## [THE PROBLEM]
Drop every picture and give the entries back exactly.

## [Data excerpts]
>> START

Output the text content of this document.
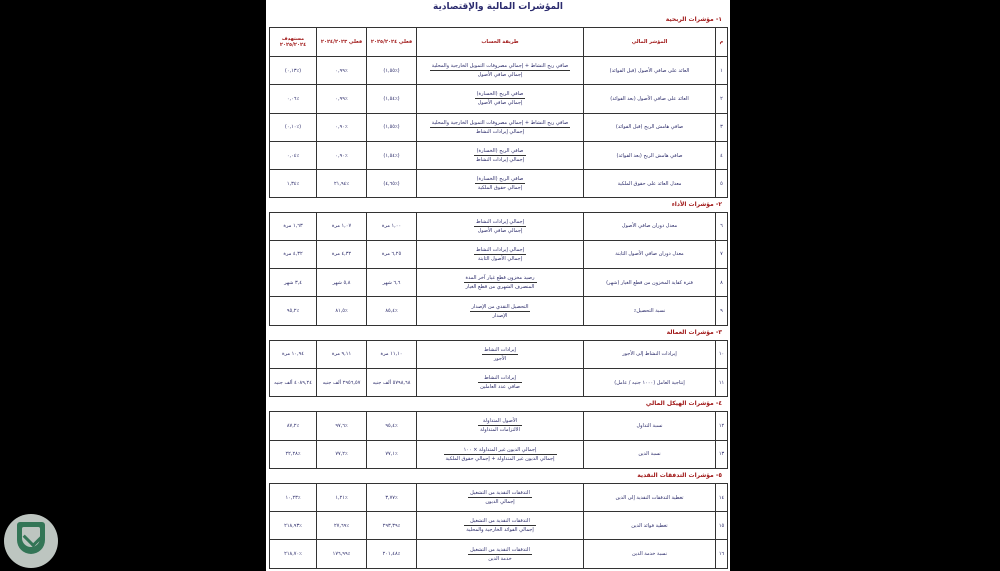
المؤشرات المالية والإقتصادية
١- مؤشرات الربحية
م	المؤشر المالي	طريقة الحساب	فعلي ٢٠٢٥/٢٠٢٤	فعلي ٢٠٢٤/٢٠٢٣	مستهدف ٢٠٢٥/٢٠٢٤
١	العائد على صافي الأصول (قبل الفوائد)	$\frac{\text{صافي ربح النشاط + إجمالي مصروفات التمويل الخارجية والمحلية}}{\text{إجمالي صافي الأصول}}$	(٪١,٥٥)	٪٠,٩٩	(٪٠,١٣)
٢	العائد على صافي الأصول (بعد الفوائد)	$\frac{\text{صافي الربح (الخسارة)}}{\text{إجمالي صافي الأصول}}$	(٪١,٥٤)	٪٠,٩٩	٪٠,٠٦
٣	صافي هامش الربح (قبل الفوائد)	$\frac{\text{صافي ربح النشاط + إجمالي مصروفات التمويل الخارجية والمحلية}}{\text{إجمالي إيرادات النشاط}}$	(٪١,٥٥)	٪٠,٩٠	(٪٠,١٠)
٤	صافي هامش الربح (بعد الفوائد)	$\frac{\text{صافي الربح (الخسارة)}}{\text{إجمالي إيرادات النشاط}}$	(٪١,٥٤)	٪٠,٩٠	٪٠,٠٤
٥	معدل العائد على حقوق الملكية	$\frac{\text{صافي الربح (الخسارة)}}{\text{إجمالي حقوق الملكية}}$	(٪٤,٦٥)	٪٢١,٩٤	٪١,٣٤
٢- مؤشرات الأداء
٦	معدل دوران صافي الأصول	$\frac{\text{إجمالي إيرادات النشاط}}{\text{إجمالي صافي الأصول}}$	١,٠٠ مرة	١,٠٧ مرة	١,٦٣ مرة
٧	معدل دوران صافي الأصول الثابتة	$\frac{\text{إجمالي إيرادات النشاط}}{\text{إجمالي الأصول الثابتة}}$	٦,٢٥ مرة	٤,٣٢ مرة	٤,٣٢ مرة
٨	فترة كفاية المخزون من قطع الغيار (شهر)	$\frac{\text{رصيد مخزون قطع غيار آخر المدة}}{\text{المنصرف الشهري من قطع الغيار}}$	٦,٦ شهر	٥,٨ شهر	٣,٤ شهر
٩	نسبة التحصيل٪	$\frac{\text{التحصيل النقدي من الإصدار}}{\text{الإصدار}}$	٪٨٥,٤	٪٨١,٥	٪٩٥,٢
٣- مؤشرات العمالة
١٠	إيرادات النشاط إلى الأجور	$\frac{\text{إيرادات النشاط}}{\text{الأجور}}$	١١,١٠ مرة	٩,١١ مرة	١٠,٩٤ مرة
١١	إنتاجية العامل (١٠٠٠ جنيه / عامل)	$\frac{\text{إيرادات النشاط}}{\text{صافي عدد العاملين}}$	٥٧٩٨,٦٨ ألف جنيه	٢٩٥٦,٥٧ ألف جنيه	٤٠٨٩,٢٤ ألف جنيه
٤- مؤشرات الهيكل المالي
١٢	نسبة التداول	$\frac{\text{الأصول المتداولة}}{\text{الالتزامات المتداولة}}$	٪٩٥,٤	٪٩٧,٦	٪٨٧,٢
١٣	نسبة الدين	$\frac{\text{إجمالي الديون غير المتداولة × ١٠٠}}{\text{إجمالي الديون غير المتداولة + إجمالي حقوق الملكية}}$	٪٧٧,١	٪٧٧,٢	٪٢٢,٢٨
٥- مؤشرات التدفقات النقدية
١٤	تغطية التدفقات النقدية إلى الدين	$\frac{\text{التدفقات النقدية من التشغيل}}{\text{إجمالي الديون}}$	٪٣,٧٧	٪١,٢١	٪١٠,٢٣
١٥	تغطية فوائد الدين	$\frac{\text{التدفقات النقدية من التشغيل}}{\text{إجمالي الفوائد الخارجية والمحلية}}$	٪٢٩٣,٣٩	٪٢٧,٦٩	٪٢١٨,٩٣
١٦	نسبة خدمة الدين	$\frac{\text{التدفقات النقدية من التشغيل}}{\text{خدمة الدين}}$	٪٢٠١,٤٨	٪١٧٦,٩٩	٪٢١٨,٧٠
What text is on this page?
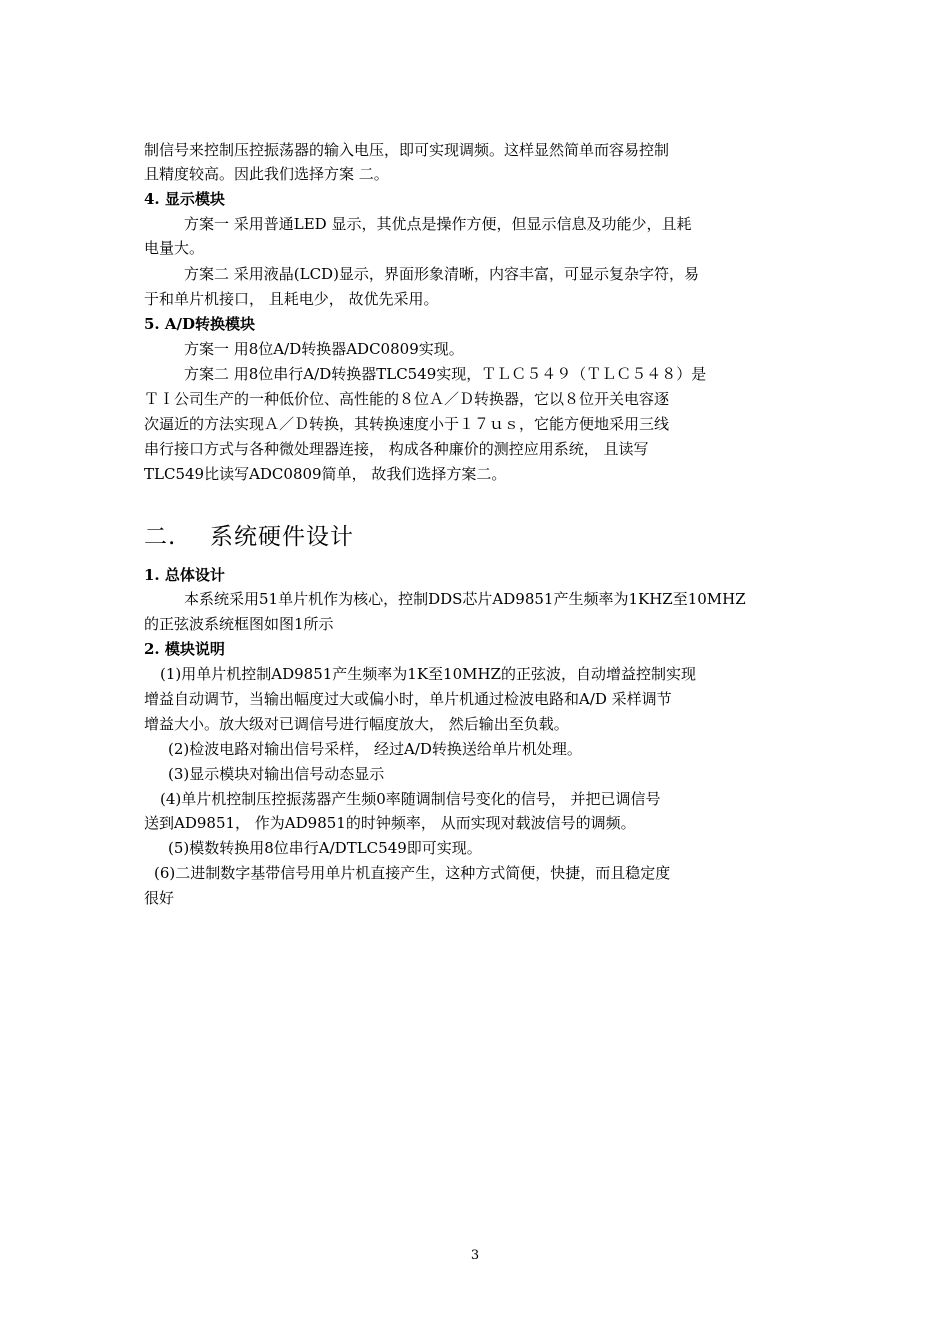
制信号来控制压控振荡器的输入电压，即可实现调频。这样显然简单而容易控制
且精度较高。因此我们选择方案 二。
4. 显示模块
方案一 采用普通LED 显示，其优点是操作方便，但显示信息及功能少，且耗
电量大。
方案二 采用液晶(LCD)显示，界面形象清晰，内容丰富，可显示复杂字符，易
于和单片机接口， 且耗电少， 故优先采用。
5. A/D转换模块
方案一 用8位A/D转换器ADC0809实现。
方案二 用8位串行A/D转换器TLC549实现，ＴＬＣ５４９（ＴＬＣ５４８）是
ＴＩ公司生产的一种低价位、高性能的８位Ａ／Ｄ转换器，它以８位开关电容逐
次逼近的方法实现Ａ／Ｄ转换，其转换速度小于１７ｕｓ，它能方便地采用三线
串行接口方式与各种微处理器连接， 构成各种廉价的测控应用系统， 且读写
TLC549比读写ADC0809简单， 故我们选择方案二。
二. 系统硬件设计
1. 总体设计
本系统采用51单片机作为核心，控制DDS芯片AD9851产生频率为1KHZ至10MHZ
的正弦波系统框图如图1所示
2. 模块说明
(1)用单片机控制AD9851产生频率为1K至10MHZ的正弦波，自动增益控制实现
增益自动调节，当输出幅度过大或偏小时，单片机通过检波电路和A/D 采样调节
增益大小。放大级对已调信号进行幅度放大， 然后输出至负载。
(2)检波电路对输出信号采样， 经过A/D转换送给单片机处理。
(3)显示模块对输出信号动态显示
(4)单片机控制压控振荡器产生频0率随调制信号变化的信号， 并把已调信号
送到AD9851， 作为AD9851的时钟频率， 从而实现对载波信号的调频。
(5)模数转换用8位串行A/DTLC549即可实现。
(6)二进制数字基带信号用单片机直接产生，这种方式简便，快捷，而且稳定度
很好
3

>> END

## [ANSWER FOR THIS EXERCISE]
Output the text content of this document.
المؤشرات المالية والإقتصادية
١- مؤشرات الربحية
م	المؤشر المالي	طريقة الحساب	فعلي ٢٠٢٥/٢٠٢٤	فعلي ٢٠٢٤/٢٠٢٣	مستهدف ٢٠٢٥/٢٠٢٤
١	العائد على صافي الأصول (قبل الفوائد)	$\frac{\text{صافي ربح النشاط + إجمالي مصروفات التمويل الخارجية والمحلية}}{\text{إجمالي صافي الأصول}}$	(٪١,٥٥)	٪٠,٩٩	(٪٠,١٣)
٢	العائد على صافي الأصول (بعد الفوائد)	$\frac{\text{صافي الربح (الخسارة)}}{\text{إجمالي صافي الأصول}}$	(٪١,٥٤)	٪٠,٩٩	٪٠,٠٦
٣	صافي هامش الربح (قبل الفوائد)	$\frac{\text{صافي ربح النشاط + إجمالي مصروفات التمويل الخارجية والمحلية}}{\text{إجمالي إيرادات النشاط}}$	(٪١,٥٥)	٪٠,٩٠	(٪٠,١٠)
٤	صافي هامش الربح (بعد الفوائد)	$\frac{\text{صافي الربح (الخسارة)}}{\text{إجمالي إيرادات النشاط}}$	(٪١,٥٤)	٪٠,٩٠	٪٠,٠٤
٥	معدل العائد على حقوق الملكية	$\frac{\text{صافي الربح (الخسارة)}}{\text{إجمالي حقوق الملكية}}$	(٪٤,٦٥)	٪٢١,٩٤	٪١,٣٤
٢- مؤشرات الأداء
٦	معدل دوران صافي الأصول	$\frac{\text{إجمالي إيرادات النشاط}}{\text{إجمالي صافي الأصول}}$	١,٠٠ مرة	١,٠٧ مرة	١,٦٣ مرة
٧	معدل دوران صافي الأصول الثابتة	$\frac{\text{إجمالي إيرادات النشاط}}{\text{إجمالي الأصول الثابتة}}$	٦,٢٥ مرة	٤,٣٢ مرة	٤,٣٢ مرة
٨	فترة كفاية المخزون من قطع الغيار (شهر)	$\frac{\text{رصيد مخزون قطع غيار آخر المدة}}{\text{المنصرف الشهري من قطع الغيار}}$	٦,٦ شهر	٥,٨ شهر	٣,٤ شهر
٩	نسبة التحصيل٪	$\frac{\text{التحصيل النقدي من الإصدار}}{\text{الإصدار}}$	٪٨٥,٤	٪٨١,٥	٪٩٥,٢
٣- مؤشرات العمالة
١٠	إيرادات النشاط إلى الأجور	$\frac{\text{إيرادات النشاط}}{\text{الأجور}}$	١١,١٠ مرة	٩,١١ مرة	١٠,٩٤ مرة
١١	إنتاجية العامل (١٠٠٠ جنيه / عامل)	$\frac{\text{إيرادات النشاط}}{\text{صافي عدد العاملين}}$	٥٧٩٨,٦٨ ألف جنيه	٢٩٥٦,٥٧ ألف جنيه	٤٠٨٩,٢٤ ألف جنيه
٤- مؤشرات الهيكل المالي
١٢	نسبة التداول	$\frac{\text{الأصول المتداولة}}{\text{الالتزامات المتداولة}}$	٪٩٥,٤	٪٩٧,٦	٪٨٧,٢
١٣	نسبة الدين	$\frac{\text{إجمالي الديون غير المتداولة × ١٠٠}}{\text{إجمالي الديون غير المتداولة + إجمالي حقوق الملكية}}$	٪٧٧,١	٪٧٧,٢	٪٢٢,٢٨
٥- مؤشرات التدفقات النقدية
١٤	تغطية التدفقات النقدية إلى الدين	$\frac{\text{التدفقات النقدية من التشغيل}}{\text{إجمالي الديون}}$	٪٣,٧٧	٪١,٢١	٪١٠,٢٣
١٥	تغطية فوائد الدين	$\frac{\text{التدفقات النقدية من التشغيل}}{\text{إجمالي الفوائد الخارجية والمحلية}}$	٪٢٩٣,٣٩	٪٢٧,٦٩	٪٢١٨,٩٣
١٦	نسبة خدمة الدين	$\frac{\text{التدفقات النقدية من التشغيل}}{\text{خدمة الدين}}$	٪٢٠١,٤٨	٪١٧٦,٩٩	٪٢١٨,٧٠
What text is on this page?
制信号来控制压控振荡器的输入电压，即可实现调频。这样显然简单而容易控制
且精度较高。因此我们选择方案 二。
4. 显示模块
方案一 采用普通LED 显示，其优点是操作方便，但显示信息及功能少，且耗
电量大。
方案二 采用液晶(LCD)显示，界面形象清晰，内容丰富，可显示复杂字符，易
于和单片机接口， 且耗电少， 故优先采用。
5. A/D转换模块
方案一 用8位A/D转换器ADC0809实现。
方案二 用8位串行A/D转换器TLC549实现，ＴＬＣ５４９（ＴＬＣ５４８）是
ＴＩ公司生产的一种低价位、高性能的８位Ａ／Ｄ转换器，它以８位开关电容逐
次逼近的方法实现Ａ／Ｄ转换，其转换速度小于１７ｕｓ，它能方便地采用三线
串行接口方式与各种微处理器连接， 构成各种廉价的测控应用系统， 且读写
TLC549比读写ADC0809简单， 故我们选择方案二。
二. 系统硬件设计
1. 总体设计
本系统采用51单片机作为核心，控制DDS芯片AD9851产生频率为1KHZ至10MHZ
的正弦波系统框图如图1所示
2. 模块说明
(1)用单片机控制AD9851产生频率为1K至10MHZ的正弦波，自动增益控制实现
增益自动调节，当输出幅度过大或偏小时，单片机通过检波电路和A/D 采样调节
增益大小。放大级对已调信号进行幅度放大， 然后输出至负载。
(2)检波电路对输出信号采样， 经过A/D转换送给单片机处理。
(3)显示模块对输出信号动态显示
(4)单片机控制压控振荡器产生频0率随调制信号变化的信号， 并把已调信号
送到AD9851， 作为AD9851的时钟频率， 从而实现对载波信号的调频。
(5)模数转换用8位串行A/DTLC549即可实现。
(6)二进制数字基带信号用单片机直接产生，这种方式简便，快捷，而且稳定度
很好
3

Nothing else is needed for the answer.